WHAT IS EXPECTED: Keep every line where the word "korrashoid" appears; drop the rest.

===== RECORDS SHOWN =====

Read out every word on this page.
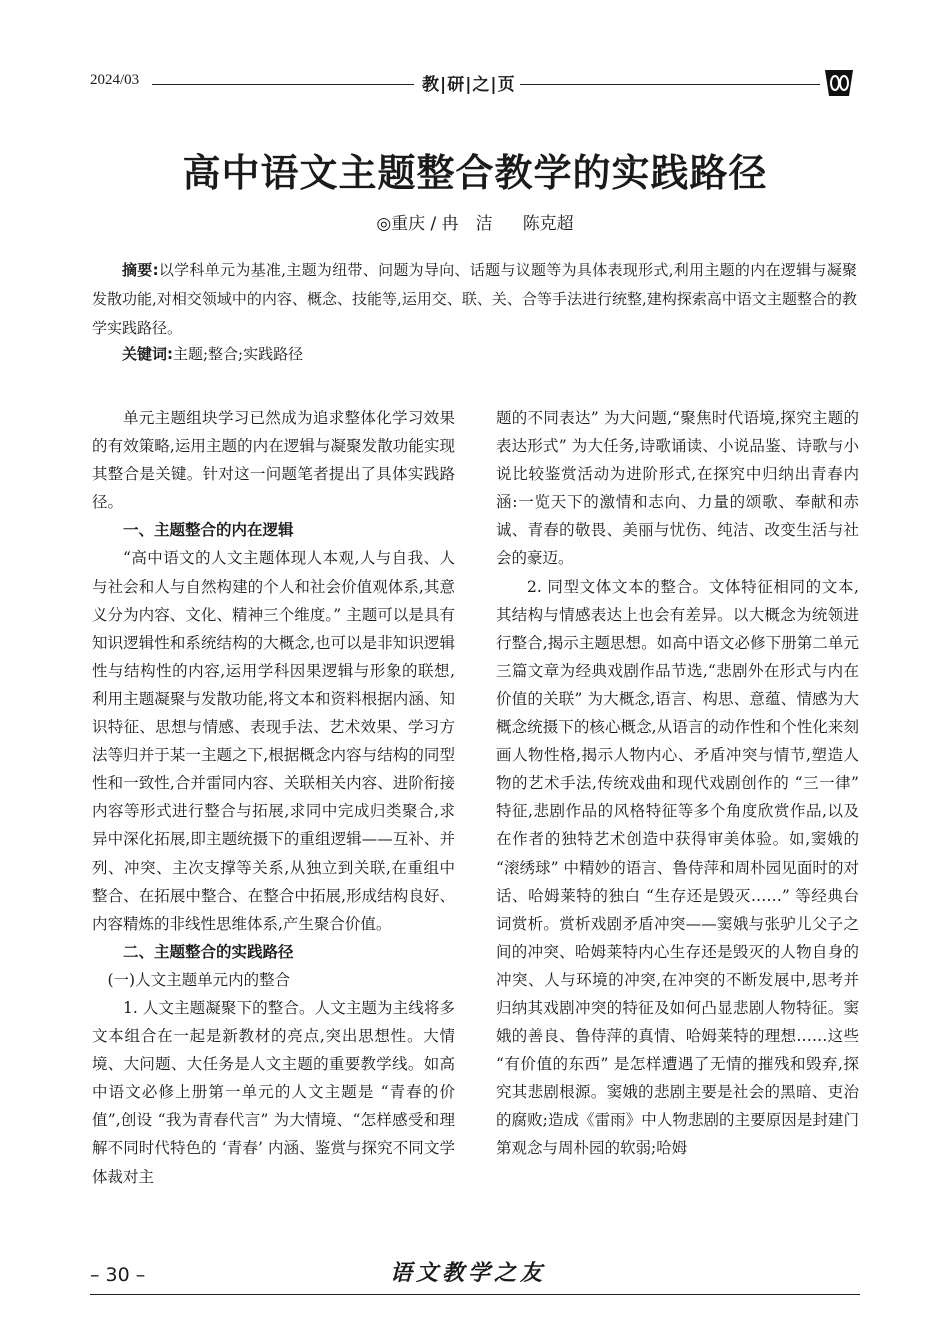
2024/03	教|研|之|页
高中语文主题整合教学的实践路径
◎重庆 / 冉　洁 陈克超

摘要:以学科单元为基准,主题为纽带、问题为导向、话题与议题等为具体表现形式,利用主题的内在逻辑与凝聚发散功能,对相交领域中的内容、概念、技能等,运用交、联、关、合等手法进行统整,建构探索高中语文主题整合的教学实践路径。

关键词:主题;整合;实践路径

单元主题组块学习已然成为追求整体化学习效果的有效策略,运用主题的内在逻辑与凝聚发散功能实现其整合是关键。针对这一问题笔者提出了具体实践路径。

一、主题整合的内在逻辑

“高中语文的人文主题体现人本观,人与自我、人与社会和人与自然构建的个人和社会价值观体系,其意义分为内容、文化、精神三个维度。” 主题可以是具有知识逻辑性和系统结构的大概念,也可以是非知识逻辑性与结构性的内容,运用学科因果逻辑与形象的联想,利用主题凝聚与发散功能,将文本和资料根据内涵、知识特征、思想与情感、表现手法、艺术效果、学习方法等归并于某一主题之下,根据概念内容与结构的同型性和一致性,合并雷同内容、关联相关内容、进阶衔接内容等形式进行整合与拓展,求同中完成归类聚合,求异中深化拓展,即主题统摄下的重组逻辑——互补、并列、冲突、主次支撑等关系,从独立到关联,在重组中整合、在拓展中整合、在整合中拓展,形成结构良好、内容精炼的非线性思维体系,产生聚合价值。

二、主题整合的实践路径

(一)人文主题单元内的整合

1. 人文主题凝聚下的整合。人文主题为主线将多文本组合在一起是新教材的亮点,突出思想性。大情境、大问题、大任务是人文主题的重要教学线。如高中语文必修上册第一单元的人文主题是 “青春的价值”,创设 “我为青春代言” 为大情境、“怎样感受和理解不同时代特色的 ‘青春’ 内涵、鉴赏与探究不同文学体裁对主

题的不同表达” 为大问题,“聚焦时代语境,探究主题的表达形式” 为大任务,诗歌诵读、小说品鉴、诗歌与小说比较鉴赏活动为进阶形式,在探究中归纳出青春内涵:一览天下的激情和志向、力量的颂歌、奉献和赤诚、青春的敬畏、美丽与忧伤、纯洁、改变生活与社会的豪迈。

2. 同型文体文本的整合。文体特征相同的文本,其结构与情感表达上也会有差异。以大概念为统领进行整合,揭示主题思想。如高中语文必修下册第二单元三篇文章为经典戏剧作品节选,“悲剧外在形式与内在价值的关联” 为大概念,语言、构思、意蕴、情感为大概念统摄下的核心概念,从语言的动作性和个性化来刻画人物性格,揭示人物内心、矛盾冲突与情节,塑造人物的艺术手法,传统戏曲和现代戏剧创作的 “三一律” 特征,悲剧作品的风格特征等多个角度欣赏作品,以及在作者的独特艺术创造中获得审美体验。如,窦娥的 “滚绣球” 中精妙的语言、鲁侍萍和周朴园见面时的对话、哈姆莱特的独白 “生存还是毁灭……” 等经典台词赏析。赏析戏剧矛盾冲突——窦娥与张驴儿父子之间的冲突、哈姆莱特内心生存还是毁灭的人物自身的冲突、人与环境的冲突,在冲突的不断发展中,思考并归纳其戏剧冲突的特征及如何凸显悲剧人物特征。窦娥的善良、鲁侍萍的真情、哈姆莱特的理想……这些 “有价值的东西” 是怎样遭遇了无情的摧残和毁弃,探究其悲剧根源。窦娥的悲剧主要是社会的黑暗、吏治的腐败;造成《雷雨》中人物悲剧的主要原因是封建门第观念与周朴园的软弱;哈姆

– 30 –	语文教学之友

=====
===== RECORDS SHOWN =====

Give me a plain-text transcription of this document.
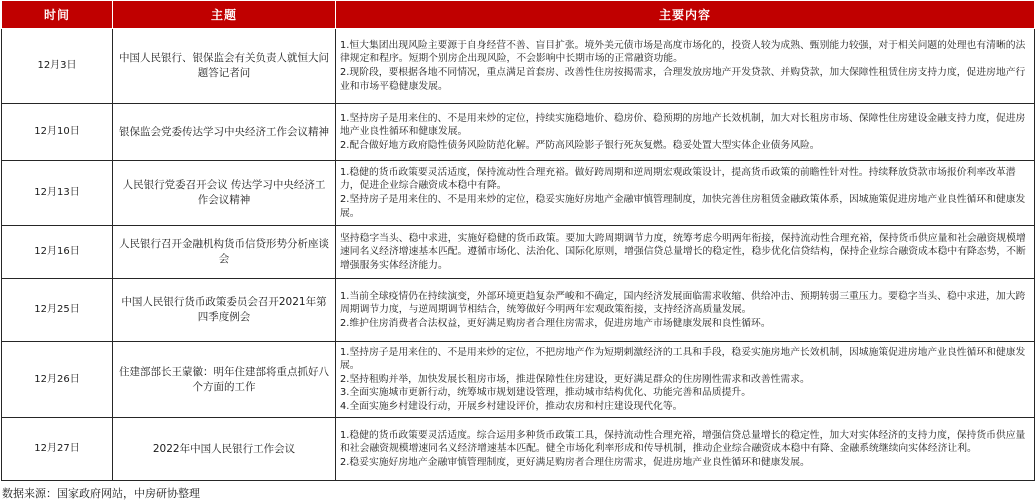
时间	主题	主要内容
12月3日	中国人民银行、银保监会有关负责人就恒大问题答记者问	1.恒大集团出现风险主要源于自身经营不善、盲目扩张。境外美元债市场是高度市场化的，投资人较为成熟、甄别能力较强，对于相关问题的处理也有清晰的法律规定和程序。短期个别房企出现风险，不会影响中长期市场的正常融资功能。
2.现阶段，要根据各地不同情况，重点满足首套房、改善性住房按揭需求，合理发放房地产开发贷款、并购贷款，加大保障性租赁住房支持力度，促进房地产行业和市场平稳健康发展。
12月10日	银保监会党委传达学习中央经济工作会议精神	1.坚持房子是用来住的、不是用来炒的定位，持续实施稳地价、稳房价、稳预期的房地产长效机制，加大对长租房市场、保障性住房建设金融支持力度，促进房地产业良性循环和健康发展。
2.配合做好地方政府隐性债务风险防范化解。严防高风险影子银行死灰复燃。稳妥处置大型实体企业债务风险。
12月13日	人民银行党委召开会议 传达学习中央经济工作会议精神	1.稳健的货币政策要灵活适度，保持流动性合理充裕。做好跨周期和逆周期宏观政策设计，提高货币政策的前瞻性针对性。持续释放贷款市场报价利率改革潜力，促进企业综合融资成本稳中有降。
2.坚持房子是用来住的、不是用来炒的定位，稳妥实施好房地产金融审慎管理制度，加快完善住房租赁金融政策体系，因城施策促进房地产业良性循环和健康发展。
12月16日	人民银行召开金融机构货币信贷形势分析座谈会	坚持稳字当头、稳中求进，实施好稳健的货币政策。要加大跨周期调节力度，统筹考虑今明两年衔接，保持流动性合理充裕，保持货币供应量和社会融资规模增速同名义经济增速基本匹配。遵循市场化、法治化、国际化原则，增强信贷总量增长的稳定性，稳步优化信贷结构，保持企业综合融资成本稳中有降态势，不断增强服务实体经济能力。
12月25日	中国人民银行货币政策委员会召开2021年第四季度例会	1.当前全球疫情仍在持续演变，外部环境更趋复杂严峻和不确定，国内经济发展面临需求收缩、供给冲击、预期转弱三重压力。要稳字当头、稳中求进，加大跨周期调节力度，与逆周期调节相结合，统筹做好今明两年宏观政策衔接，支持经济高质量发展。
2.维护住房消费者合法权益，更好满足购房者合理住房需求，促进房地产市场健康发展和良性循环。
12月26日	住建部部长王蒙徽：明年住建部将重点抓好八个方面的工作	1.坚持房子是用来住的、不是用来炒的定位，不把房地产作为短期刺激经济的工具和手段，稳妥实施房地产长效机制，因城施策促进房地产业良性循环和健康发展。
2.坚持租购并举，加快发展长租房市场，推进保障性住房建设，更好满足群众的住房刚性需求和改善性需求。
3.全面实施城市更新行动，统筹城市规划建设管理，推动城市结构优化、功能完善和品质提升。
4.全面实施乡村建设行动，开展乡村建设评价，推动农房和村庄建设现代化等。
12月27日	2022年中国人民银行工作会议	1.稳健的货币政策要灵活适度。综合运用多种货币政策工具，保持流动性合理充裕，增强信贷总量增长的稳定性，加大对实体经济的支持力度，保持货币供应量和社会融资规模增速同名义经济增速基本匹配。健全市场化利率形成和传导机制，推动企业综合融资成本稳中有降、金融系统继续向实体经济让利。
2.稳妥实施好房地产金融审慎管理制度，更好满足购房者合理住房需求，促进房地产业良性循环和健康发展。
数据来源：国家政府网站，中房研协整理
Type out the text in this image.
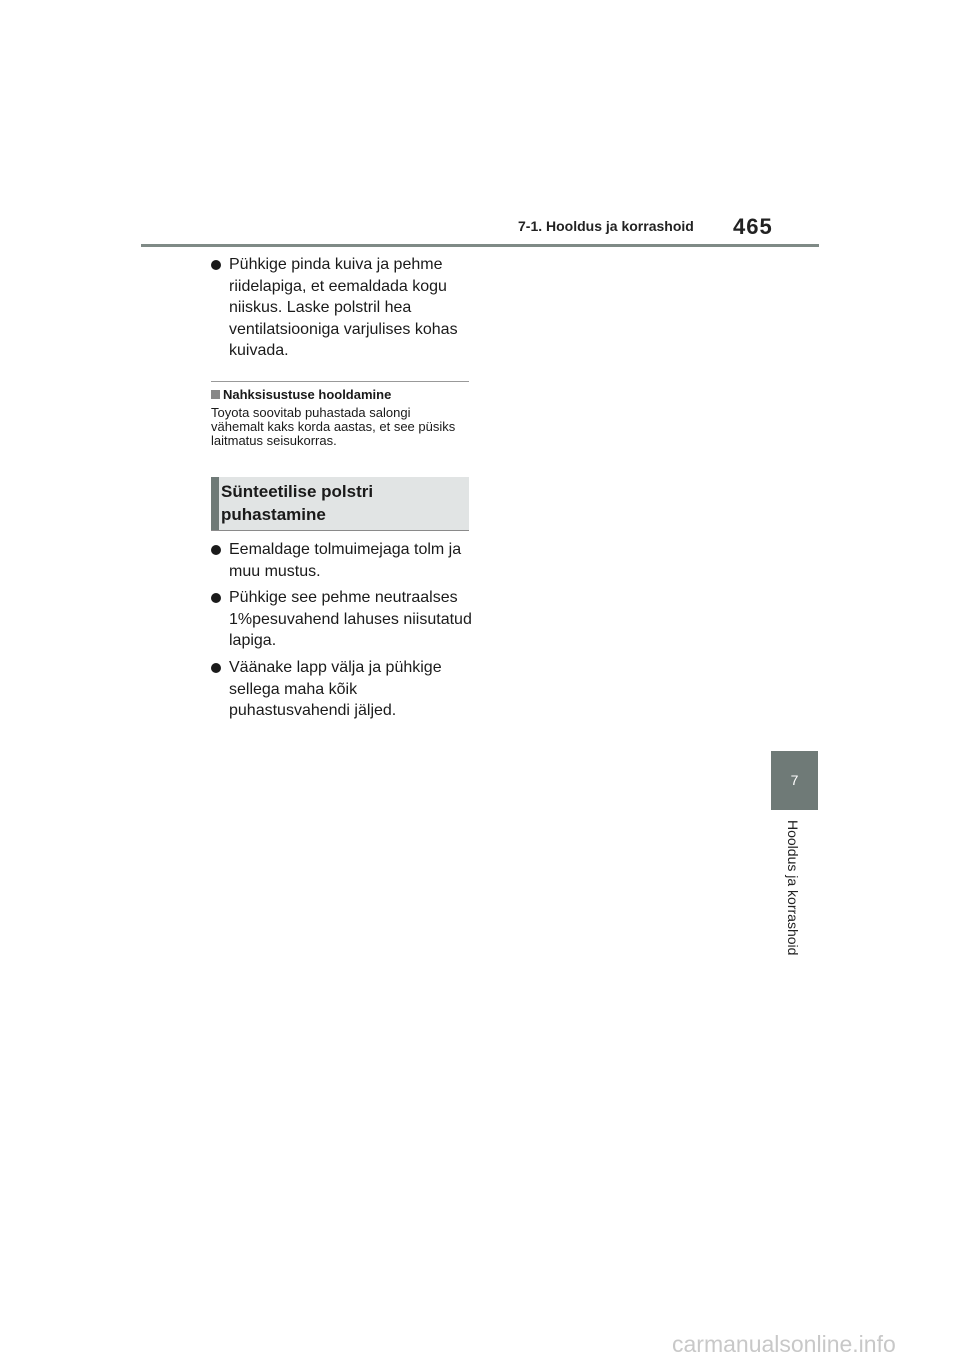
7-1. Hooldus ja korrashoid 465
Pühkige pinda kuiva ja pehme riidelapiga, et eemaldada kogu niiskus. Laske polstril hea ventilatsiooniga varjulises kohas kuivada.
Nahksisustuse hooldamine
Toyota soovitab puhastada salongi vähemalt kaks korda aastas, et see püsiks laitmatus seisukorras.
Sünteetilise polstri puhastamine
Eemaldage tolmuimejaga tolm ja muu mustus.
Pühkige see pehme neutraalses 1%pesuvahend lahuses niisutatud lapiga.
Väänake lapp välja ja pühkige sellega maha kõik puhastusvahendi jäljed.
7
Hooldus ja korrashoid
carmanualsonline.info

=====
===== RECORDS SHOWN =====

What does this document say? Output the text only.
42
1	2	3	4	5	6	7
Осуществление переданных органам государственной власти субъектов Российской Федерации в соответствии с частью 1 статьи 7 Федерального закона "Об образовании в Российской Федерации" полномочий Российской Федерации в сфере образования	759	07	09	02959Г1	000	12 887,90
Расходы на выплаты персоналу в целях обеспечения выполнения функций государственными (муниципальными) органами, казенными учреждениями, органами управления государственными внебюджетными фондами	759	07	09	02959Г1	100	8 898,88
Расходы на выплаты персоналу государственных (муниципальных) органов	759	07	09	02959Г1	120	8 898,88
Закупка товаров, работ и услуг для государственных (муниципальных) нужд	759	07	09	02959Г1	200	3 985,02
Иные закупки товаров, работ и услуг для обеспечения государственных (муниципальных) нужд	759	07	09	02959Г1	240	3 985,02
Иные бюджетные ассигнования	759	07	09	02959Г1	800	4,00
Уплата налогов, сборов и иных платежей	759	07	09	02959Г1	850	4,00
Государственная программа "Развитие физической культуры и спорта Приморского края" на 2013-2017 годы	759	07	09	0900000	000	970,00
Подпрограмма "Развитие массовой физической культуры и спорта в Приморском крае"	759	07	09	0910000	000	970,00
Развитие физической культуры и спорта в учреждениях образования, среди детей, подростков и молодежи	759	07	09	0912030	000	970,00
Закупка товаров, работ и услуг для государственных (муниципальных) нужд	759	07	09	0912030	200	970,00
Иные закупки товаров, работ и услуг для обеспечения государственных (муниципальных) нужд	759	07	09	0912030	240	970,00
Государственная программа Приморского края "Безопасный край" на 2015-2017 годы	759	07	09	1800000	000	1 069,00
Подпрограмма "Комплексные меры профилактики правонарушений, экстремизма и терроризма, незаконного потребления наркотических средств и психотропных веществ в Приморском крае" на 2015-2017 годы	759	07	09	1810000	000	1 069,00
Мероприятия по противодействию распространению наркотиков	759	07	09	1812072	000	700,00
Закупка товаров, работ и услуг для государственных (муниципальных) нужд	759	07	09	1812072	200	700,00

=====

EXERCISE ANSWER:
7-1. Hooldus ja korrashoid 465
Hooldus ja korrashoid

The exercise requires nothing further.